§ DATA IN THIS EXERCISE:
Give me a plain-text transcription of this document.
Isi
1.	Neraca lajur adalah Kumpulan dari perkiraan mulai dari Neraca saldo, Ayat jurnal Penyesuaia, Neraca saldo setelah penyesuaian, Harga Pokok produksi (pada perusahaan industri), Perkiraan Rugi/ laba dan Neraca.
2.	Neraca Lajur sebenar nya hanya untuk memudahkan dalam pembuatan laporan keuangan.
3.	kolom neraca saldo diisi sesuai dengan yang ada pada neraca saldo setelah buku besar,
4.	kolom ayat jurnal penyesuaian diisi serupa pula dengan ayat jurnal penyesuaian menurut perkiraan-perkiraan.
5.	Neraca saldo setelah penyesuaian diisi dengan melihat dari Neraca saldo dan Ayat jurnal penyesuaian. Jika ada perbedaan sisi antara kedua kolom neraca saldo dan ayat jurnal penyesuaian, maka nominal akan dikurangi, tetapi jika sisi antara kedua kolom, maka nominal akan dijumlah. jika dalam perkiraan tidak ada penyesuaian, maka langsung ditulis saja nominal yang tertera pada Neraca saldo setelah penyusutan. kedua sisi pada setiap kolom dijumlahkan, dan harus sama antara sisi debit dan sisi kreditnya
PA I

§ AIM: Note each line of the entries that has "perkiraan" in it, and copy those lines.

§ FULL SOLUTION:
1.	Neraca lajur adalah Kumpulan dari perkiraan mulai dari Neraca saldo, Ayat jurnal Penyesuaia, Neraca saldo setelah penyesuaian, Harga Pokok produksi (pada perusahaan industri), Perkiraan Rugi/ laba dan Neraca.
4.	kolom ayat jurnal penyesuaian diisi serupa pula dengan ayat jurnal penyesuaian menurut perkiraan-perkiraan.
5.	Neraca saldo setelah penyesuaian diisi dengan melihat dari Neraca saldo dan Ayat jurnal penyesuaian. Jika ada perbedaan sisi antara kedua kolom neraca saldo dan ayat jurnal penyesuaian, maka nominal akan dikurangi, tetapi jika sisi antara kedua kolom, maka nominal akan dijumlah. jika dalam perkiraan tidak ada penyesuaian, maka langsung ditulis saja nominal yang tertera pada Neraca saldo setelah penyusutan. kedua sisi pada setiap kolom dijumlahkan, dan harus sama antara sisi debit dan sisi kreditnya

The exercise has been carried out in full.